PROVIDED MATERIAL:

= = =

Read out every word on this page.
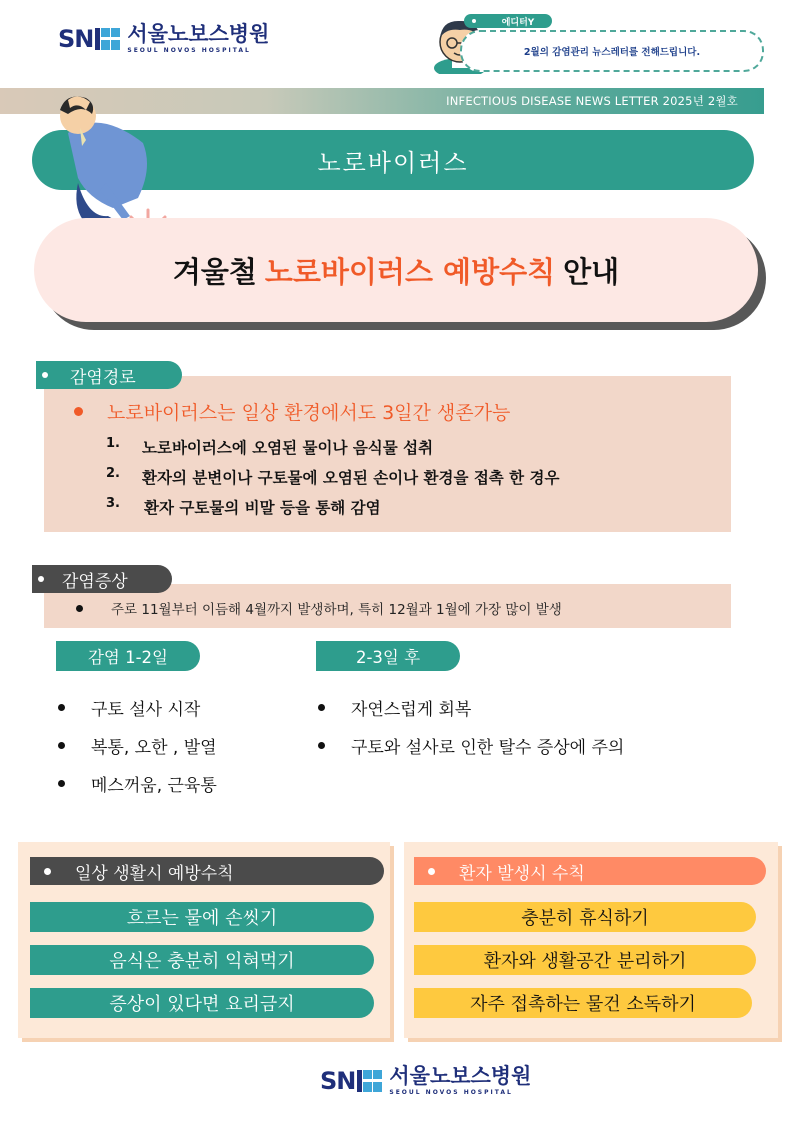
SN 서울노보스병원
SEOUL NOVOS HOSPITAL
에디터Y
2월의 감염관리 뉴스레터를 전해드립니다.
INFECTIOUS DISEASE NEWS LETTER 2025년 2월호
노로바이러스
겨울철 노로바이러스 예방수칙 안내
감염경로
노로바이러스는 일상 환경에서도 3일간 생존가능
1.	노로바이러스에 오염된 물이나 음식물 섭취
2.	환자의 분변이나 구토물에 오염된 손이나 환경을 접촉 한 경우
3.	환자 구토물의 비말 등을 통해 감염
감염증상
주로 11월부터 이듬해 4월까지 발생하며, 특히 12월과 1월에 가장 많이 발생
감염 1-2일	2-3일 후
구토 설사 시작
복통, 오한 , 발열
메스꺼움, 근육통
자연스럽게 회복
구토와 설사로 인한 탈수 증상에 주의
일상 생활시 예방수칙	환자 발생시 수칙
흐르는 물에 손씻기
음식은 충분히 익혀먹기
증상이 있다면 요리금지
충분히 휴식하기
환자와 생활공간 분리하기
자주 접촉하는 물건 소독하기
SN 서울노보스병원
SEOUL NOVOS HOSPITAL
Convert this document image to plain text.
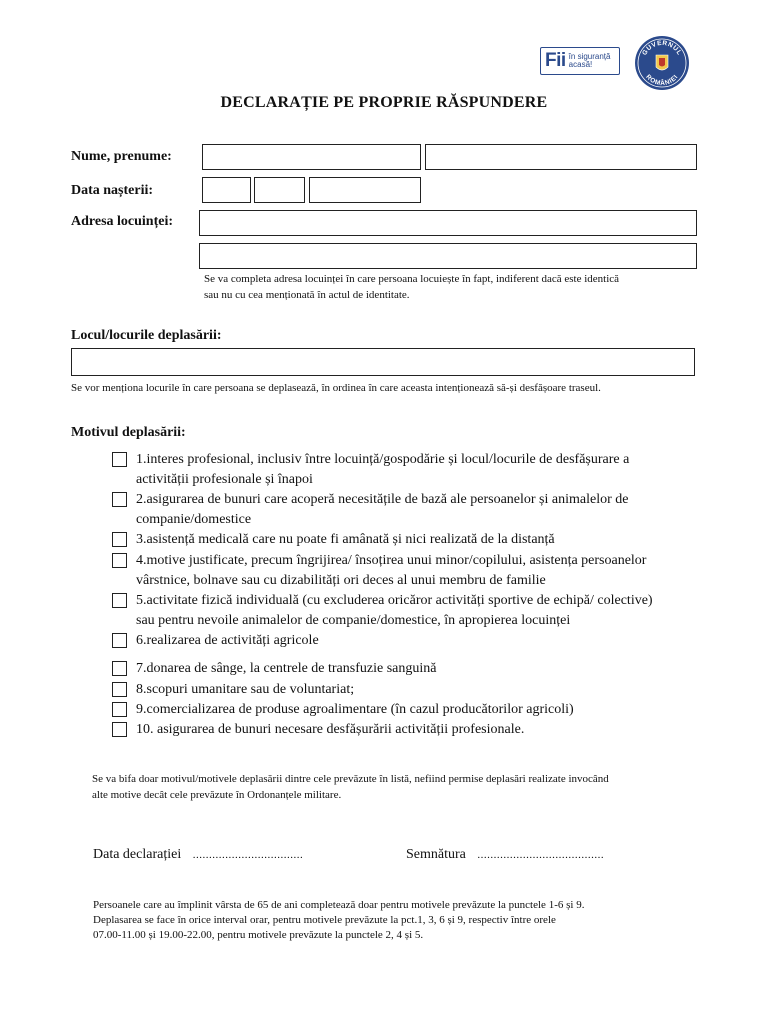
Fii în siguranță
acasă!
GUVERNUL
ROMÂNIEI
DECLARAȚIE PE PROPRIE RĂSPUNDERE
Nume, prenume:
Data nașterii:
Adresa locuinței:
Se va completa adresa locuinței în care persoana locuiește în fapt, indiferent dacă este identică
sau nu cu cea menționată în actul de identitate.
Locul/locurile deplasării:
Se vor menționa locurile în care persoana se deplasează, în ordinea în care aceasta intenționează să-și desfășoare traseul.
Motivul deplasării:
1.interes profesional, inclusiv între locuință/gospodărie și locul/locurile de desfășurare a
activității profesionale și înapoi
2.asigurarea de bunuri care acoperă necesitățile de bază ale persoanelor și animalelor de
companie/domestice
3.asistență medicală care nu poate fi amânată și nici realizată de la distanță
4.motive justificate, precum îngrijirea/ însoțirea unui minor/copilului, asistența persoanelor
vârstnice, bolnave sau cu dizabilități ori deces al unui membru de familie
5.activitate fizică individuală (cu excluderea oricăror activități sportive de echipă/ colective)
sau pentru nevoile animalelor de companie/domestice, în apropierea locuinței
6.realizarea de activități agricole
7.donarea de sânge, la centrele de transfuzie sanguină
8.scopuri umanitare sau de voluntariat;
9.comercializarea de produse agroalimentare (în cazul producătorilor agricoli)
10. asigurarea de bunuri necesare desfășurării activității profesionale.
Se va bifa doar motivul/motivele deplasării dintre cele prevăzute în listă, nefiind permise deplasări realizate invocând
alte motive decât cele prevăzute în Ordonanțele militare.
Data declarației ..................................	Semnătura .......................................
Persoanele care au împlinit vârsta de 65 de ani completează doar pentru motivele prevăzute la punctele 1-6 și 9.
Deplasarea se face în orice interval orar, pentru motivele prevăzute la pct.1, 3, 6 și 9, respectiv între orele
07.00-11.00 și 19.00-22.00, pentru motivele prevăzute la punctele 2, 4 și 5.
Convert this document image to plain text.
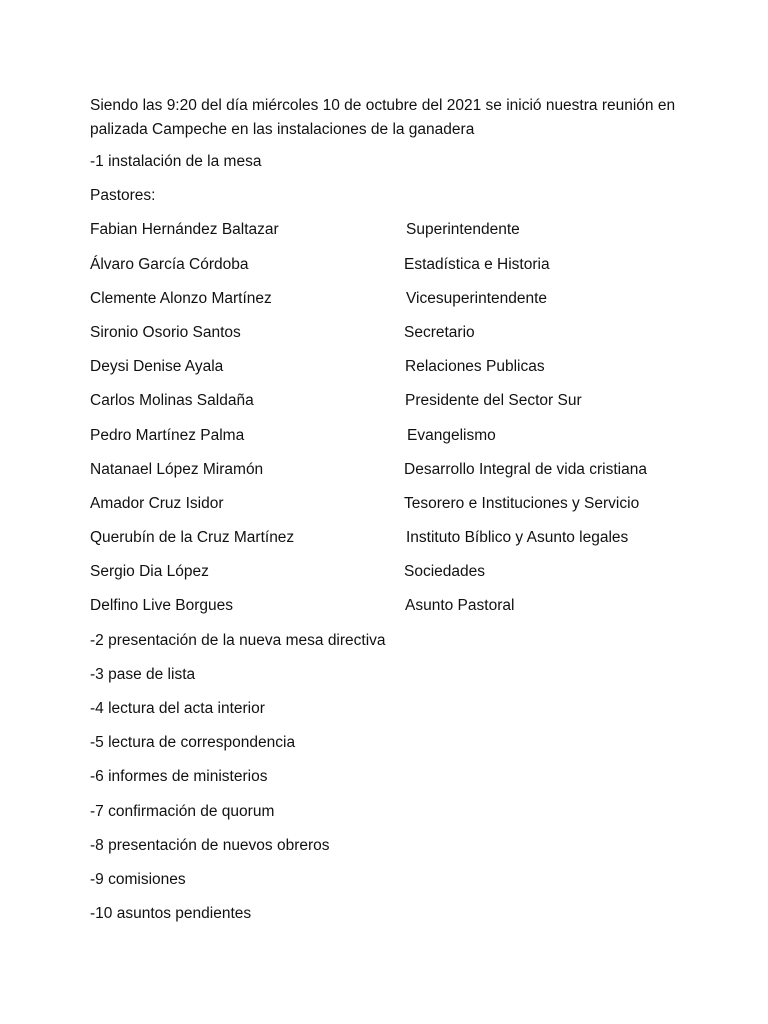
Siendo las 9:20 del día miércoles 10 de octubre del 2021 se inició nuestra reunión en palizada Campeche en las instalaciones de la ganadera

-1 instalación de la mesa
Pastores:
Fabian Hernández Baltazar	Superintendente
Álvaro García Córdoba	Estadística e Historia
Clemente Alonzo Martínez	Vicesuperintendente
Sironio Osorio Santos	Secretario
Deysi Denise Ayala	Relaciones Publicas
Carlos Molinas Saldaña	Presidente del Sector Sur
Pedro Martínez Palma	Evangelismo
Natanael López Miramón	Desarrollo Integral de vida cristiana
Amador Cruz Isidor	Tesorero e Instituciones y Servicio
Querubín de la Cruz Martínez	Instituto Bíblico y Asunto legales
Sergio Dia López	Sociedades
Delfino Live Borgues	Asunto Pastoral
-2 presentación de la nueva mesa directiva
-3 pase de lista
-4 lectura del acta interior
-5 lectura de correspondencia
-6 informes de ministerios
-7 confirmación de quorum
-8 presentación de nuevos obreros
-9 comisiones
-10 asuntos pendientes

= = =

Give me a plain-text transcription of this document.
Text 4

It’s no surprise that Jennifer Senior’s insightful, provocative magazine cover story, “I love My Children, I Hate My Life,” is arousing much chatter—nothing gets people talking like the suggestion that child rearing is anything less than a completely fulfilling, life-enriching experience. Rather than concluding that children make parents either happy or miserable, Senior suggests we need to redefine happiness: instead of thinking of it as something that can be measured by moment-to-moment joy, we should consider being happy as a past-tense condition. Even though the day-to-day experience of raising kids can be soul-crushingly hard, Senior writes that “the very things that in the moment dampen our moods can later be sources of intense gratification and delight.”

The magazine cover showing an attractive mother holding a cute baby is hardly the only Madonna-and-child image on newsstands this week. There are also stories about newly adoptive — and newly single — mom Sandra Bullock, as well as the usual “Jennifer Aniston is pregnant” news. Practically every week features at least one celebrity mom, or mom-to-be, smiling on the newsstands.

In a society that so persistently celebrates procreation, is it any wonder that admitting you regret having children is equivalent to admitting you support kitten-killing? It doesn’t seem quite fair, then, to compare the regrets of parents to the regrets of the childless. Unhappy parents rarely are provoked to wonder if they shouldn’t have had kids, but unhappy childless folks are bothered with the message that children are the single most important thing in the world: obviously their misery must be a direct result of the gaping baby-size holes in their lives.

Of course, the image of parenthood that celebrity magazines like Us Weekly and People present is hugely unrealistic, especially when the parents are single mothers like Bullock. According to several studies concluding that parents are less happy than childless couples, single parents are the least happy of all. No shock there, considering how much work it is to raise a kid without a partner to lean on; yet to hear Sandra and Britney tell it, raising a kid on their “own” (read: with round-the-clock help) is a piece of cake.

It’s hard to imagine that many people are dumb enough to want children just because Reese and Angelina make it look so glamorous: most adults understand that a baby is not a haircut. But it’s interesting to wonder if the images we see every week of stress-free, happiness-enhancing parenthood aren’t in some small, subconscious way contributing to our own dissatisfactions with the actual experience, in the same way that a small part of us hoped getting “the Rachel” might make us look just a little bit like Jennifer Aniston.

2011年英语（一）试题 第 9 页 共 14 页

= = =

GOAL OF THE EXERCISE: Search the data for the string "prevăzute". List each line that has it.

REPLY:
Se va bifa doar motivul/motivele deplasării dintre cele prevăzute în listă, nefiind permise deplasări realizate invocând
alte motive decât cele prevăzute în Ordonanțele militare.
Persoanele care au împlinit vârsta de 65 de ani completează doar pentru motivele prevăzute la punctele 1-6 și 9.
Deplasarea se face în orice interval orar, pentru motivele prevăzute la pct.1, 3, 6 și 9, respectiv între orele
07.00-11.00 și 19.00-22.00, pentru motivele prevăzute la punctele 2, 4 și 5.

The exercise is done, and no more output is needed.